begin DATA FOR PROCESSING

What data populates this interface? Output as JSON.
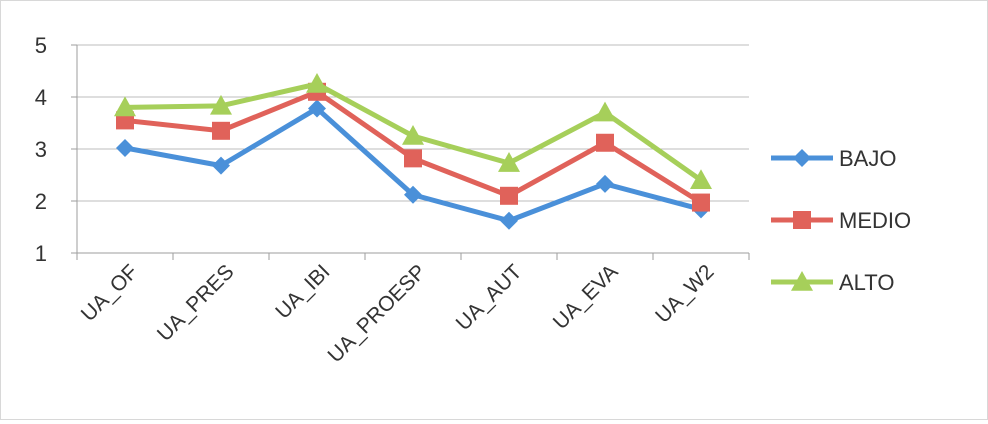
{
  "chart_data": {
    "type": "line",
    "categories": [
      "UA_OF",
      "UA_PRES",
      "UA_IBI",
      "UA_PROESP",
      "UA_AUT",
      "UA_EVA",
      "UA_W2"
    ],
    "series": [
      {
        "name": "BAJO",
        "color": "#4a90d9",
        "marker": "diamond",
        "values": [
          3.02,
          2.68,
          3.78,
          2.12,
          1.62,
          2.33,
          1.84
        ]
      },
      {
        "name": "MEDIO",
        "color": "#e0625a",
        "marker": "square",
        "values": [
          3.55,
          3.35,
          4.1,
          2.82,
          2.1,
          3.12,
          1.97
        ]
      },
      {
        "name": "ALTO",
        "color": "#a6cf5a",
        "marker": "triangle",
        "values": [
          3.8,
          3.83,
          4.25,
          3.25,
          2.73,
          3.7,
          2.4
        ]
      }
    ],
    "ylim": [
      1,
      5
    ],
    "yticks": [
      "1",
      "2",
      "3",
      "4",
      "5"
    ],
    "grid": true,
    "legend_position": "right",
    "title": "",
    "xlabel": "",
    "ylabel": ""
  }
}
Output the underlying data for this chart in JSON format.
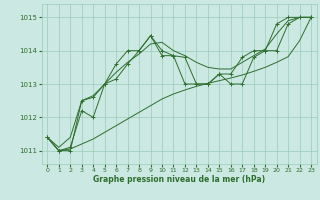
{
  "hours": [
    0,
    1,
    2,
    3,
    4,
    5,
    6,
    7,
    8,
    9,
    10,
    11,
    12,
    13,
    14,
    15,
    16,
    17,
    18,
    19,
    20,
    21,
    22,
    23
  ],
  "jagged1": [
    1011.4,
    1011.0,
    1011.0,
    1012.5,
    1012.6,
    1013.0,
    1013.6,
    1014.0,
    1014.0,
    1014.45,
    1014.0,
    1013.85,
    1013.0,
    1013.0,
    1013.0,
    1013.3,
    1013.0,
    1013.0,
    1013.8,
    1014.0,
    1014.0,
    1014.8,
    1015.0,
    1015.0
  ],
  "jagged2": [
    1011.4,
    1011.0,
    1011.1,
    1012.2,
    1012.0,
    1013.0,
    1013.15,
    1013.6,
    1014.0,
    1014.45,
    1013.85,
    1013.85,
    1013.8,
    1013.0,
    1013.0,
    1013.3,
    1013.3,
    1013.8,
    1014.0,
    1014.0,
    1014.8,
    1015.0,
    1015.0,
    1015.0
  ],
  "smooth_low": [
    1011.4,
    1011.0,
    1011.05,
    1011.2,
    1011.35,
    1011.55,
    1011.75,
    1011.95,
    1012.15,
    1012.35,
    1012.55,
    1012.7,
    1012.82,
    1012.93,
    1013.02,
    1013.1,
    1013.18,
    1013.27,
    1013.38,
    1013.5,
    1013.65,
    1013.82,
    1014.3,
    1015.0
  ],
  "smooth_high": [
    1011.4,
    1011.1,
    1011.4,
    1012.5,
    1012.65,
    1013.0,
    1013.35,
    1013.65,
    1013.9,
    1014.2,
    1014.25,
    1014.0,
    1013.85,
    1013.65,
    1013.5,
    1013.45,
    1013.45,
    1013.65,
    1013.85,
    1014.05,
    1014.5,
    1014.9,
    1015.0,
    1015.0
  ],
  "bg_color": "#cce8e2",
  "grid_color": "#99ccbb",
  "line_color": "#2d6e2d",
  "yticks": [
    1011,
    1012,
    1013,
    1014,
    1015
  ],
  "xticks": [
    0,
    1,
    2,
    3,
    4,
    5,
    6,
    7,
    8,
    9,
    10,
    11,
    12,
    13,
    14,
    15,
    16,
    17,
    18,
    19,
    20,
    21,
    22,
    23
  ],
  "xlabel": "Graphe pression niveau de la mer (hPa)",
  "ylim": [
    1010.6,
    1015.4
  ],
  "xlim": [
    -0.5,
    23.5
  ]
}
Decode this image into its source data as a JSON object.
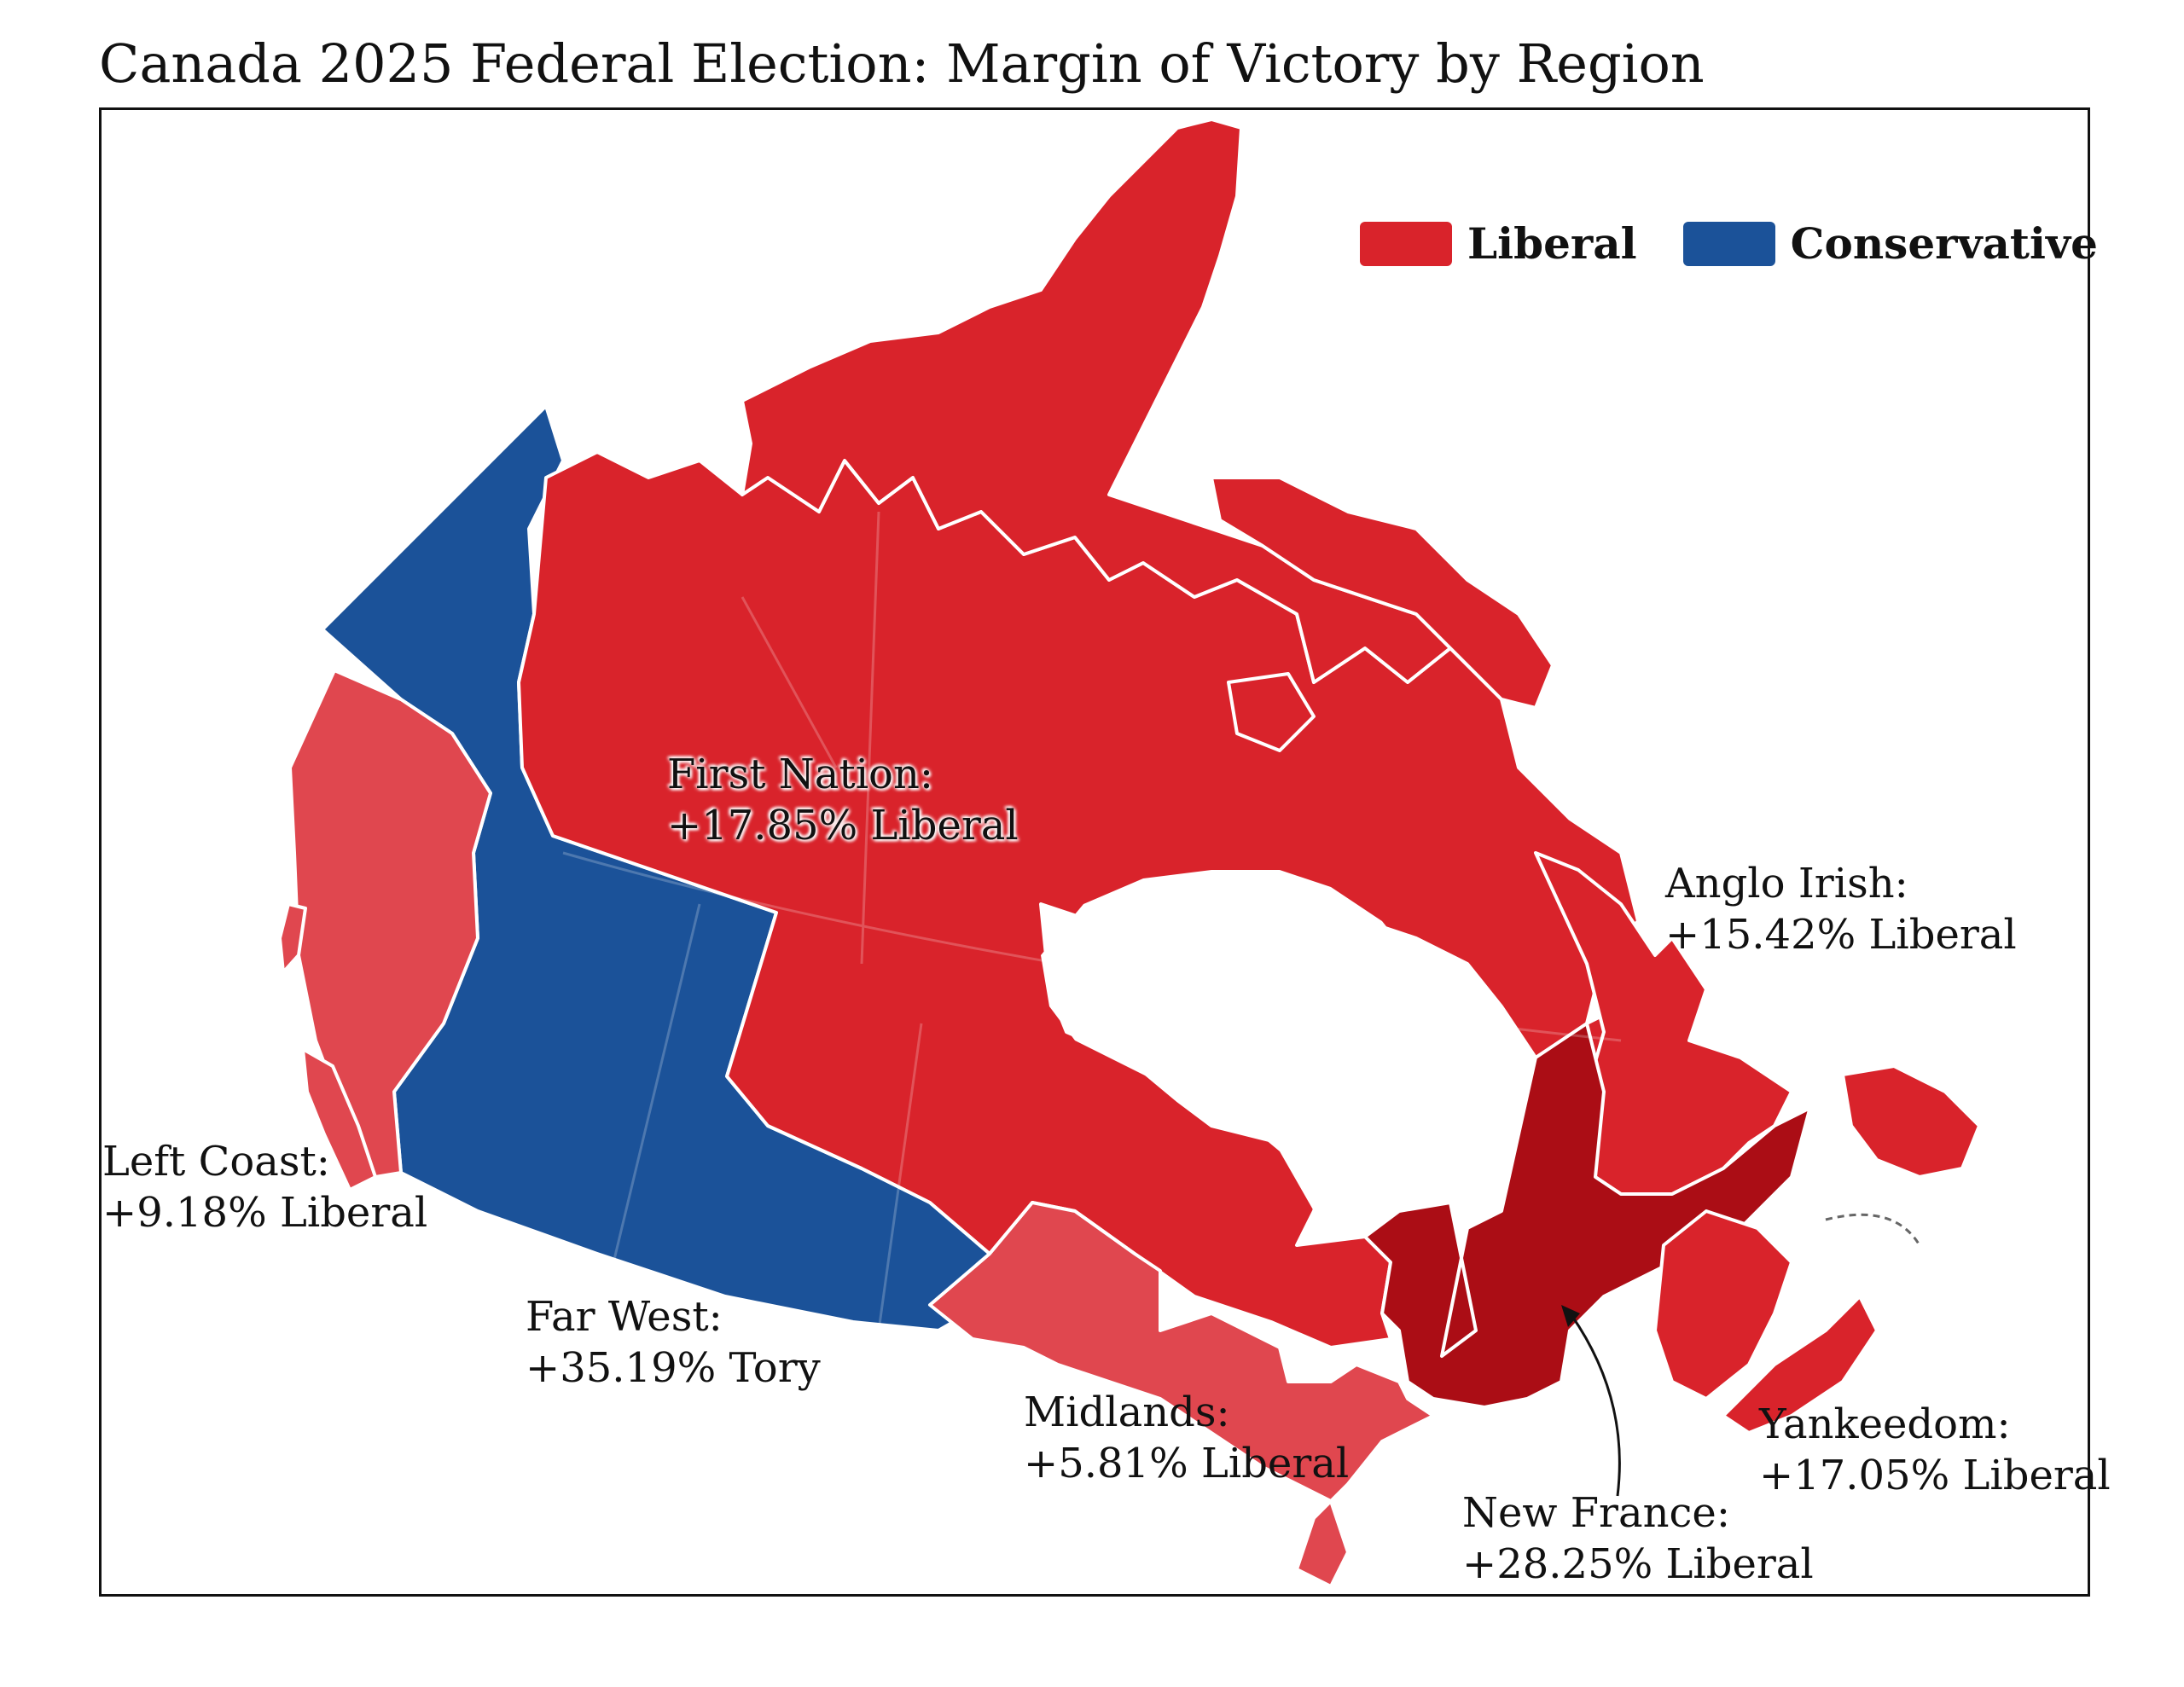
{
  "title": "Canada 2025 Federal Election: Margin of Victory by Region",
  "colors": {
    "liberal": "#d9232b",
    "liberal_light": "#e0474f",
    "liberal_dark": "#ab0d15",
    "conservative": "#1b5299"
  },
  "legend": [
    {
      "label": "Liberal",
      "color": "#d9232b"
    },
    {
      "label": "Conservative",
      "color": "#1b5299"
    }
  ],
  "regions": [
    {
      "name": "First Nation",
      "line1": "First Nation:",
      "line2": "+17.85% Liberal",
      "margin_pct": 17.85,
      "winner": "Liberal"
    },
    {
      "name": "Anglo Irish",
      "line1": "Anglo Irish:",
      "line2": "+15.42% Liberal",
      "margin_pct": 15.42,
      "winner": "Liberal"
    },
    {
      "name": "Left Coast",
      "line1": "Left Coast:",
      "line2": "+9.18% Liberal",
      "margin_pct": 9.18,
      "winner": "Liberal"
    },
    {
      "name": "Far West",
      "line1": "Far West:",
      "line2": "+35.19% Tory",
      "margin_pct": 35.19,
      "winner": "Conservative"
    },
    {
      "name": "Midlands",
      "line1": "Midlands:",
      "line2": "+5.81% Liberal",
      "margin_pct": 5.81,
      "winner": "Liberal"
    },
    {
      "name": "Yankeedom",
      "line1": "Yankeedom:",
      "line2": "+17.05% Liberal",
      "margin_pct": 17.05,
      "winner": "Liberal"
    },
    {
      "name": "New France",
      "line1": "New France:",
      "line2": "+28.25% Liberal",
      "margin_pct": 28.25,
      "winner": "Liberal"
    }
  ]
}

end DATA FOR PROCESSING

» INSTRUCTION
Please repeat the entries exactly. Do not include the pictures.

» EXERCISE SOLUTION
What data populates this interface? Output as JSON.
{
  "chart_data": {
    "type": "line",
    "categories": [
      "UA_OF",
      "UA_PRES",
      "UA_IBI",
      "UA_PROESP",
      "UA_AUT",
      "UA_EVA",
      "UA_W2"
    ],
    "series": [
      {
        "name": "BAJO",
        "color": "#4a90d9",
        "marker": "diamond",
        "values": [
          3.02,
          2.68,
          3.78,
          2.12,
          1.62,
          2.33,
          1.84
        ]
      },
      {
        "name": "MEDIO",
        "color": "#e0625a",
        "marker": "square",
        "values": [
          3.55,
          3.35,
          4.1,
          2.82,
          2.1,
          3.12,
          1.97
        ]
      },
      {
        "name": "ALTO",
        "color": "#a6cf5a",
        "marker": "triangle",
        "values": [
          3.8,
          3.83,
          4.25,
          3.25,
          2.73,
          3.7,
          2.4
        ]
      }
    ],
    "ylim": [
      1,
      5
    ],
    "yticks": [
      "1",
      "2",
      "3",
      "4",
      "5"
    ],
    "grid": true,
    "legend_position": "right",
    "title": "",
    "xlabel": "",
    "ylabel": ""
  }
}
Output the underlying data for this chart in JSON format.
{
  "hours": [
    0,
    1,
    2,
    3,
    4,
    5,
    6,
    7,
    8,
    9,
    10,
    11,
    12,
    13,
    14,
    15,
    16,
    17,
    18,
    19,
    20,
    21,
    22,
    23
  ],
  "jagged1": [
    1011.4,
    1011.0,
    1011.0,
    1012.5,
    1012.6,
    1013.0,
    1013.6,
    1014.0,
    1014.0,
    1014.45,
    1014.0,
    1013.85,
    1013.0,
    1013.0,
    1013.0,
    1013.3,
    1013.0,
    1013.0,
    1013.8,
    1014.0,
    1014.0,
    1014.8,
    1015.0,
    1015.0
  ],
  "jagged2": [
    1011.4,
    1011.0,
    1011.1,
    1012.2,
    1012.0,
    1013.0,
    1013.15,
    1013.6,
    1014.0,
    1014.45,
    1013.85,
    1013.85,
    1013.8,
    1013.0,
    1013.0,
    1013.3,
    1013.3,
    1013.8,
    1014.0,
    1014.0,
    1014.8,
    1015.0,
    1015.0,
    1015.0
  ],
  "smooth_low": [
    1011.4,
    1011.0,
    1011.05,
    1011.2,
    1011.35,
    1011.55,
    1011.75,
    1011.95,
    1012.15,
    1012.35,
    1012.55,
    1012.7,
    1012.82,
    1012.93,
    1013.02,
    1013.1,
    1013.18,
    1013.27,
    1013.38,
    1013.5,
    1013.65,
    1013.82,
    1014.3,
    1015.0
  ],
  "smooth_high": [
    1011.4,
    1011.1,
    1011.4,
    1012.5,
    1012.65,
    1013.0,
    1013.35,
    1013.65,
    1013.9,
    1014.2,
    1014.25,
    1014.0,
    1013.85,
    1013.65,
    1013.5,
    1013.45,
    1013.45,
    1013.65,
    1013.85,
    1014.05,
    1014.5,
    1014.9,
    1015.0,
    1015.0
  ],
  "bg_color": "#cce8e2",
  "grid_color": "#99ccbb",
  "line_color": "#2d6e2d",
  "yticks": [
    1011,
    1012,
    1013,
    1014,
    1015
  ],
  "xticks": [
    0,
    1,
    2,
    3,
    4,
    5,
    6,
    7,
    8,
    9,
    10,
    11,
    12,
    13,
    14,
    15,
    16,
    17,
    18,
    19,
    20,
    21,
    22,
    23
  ],
  "xlabel": "Graphe pression niveau de la mer (hPa)",
  "ylim": [
    1010.6,
    1015.4
  ],
  "xlim": [
    -0.5,
    23.5
  ]
}
Decode this image into its source data as a JSON object.
{
  "title": "Canada 2025 Federal Election: Margin of Victory by Region",
  "colors": {
    "liberal": "#d9232b",
    "liberal_light": "#e0474f",
    "liberal_dark": "#ab0d15",
    "conservative": "#1b5299"
  },
  "legend": [
    {
      "label": "Liberal",
      "color": "#d9232b"
    },
    {
      "label": "Conservative",
      "color": "#1b5299"
    }
  ],
  "regions": [
    {
      "name": "First Nation",
      "line1": "First Nation:",
      "line2": "+17.85% Liberal",
      "margin_pct": 17.85,
      "winner": "Liberal"
    },
    {
      "name": "Anglo Irish",
      "line1": "Anglo Irish:",
      "line2": "+15.42% Liberal",
      "margin_pct": 15.42,
      "winner": "Liberal"
    },
    {
      "name": "Left Coast",
      "line1": "Left Coast:",
      "line2": "+9.18% Liberal",
      "margin_pct": 9.18,
      "winner": "Liberal"
    },
    {
      "name": "Far West",
      "line1": "Far West:",
      "line2": "+35.19% Tory",
      "margin_pct": 35.19,
      "winner": "Conservative"
    },
    {
      "name": "Midlands",
      "line1": "Midlands:",
      "line2": "+5.81% Liberal",
      "margin_pct": 5.81,
      "winner": "Liberal"
    },
    {
      "name": "Yankeedom",
      "line1": "Yankeedom:",
      "line2": "+17.05% Liberal",
      "margin_pct": 17.05,
      "winner": "Liberal"
    },
    {
      "name": "New France",
      "line1": "New France:",
      "line2": "+28.25% Liberal",
      "margin_pct": 28.25,
      "winner": "Liberal"
    }
  ]
}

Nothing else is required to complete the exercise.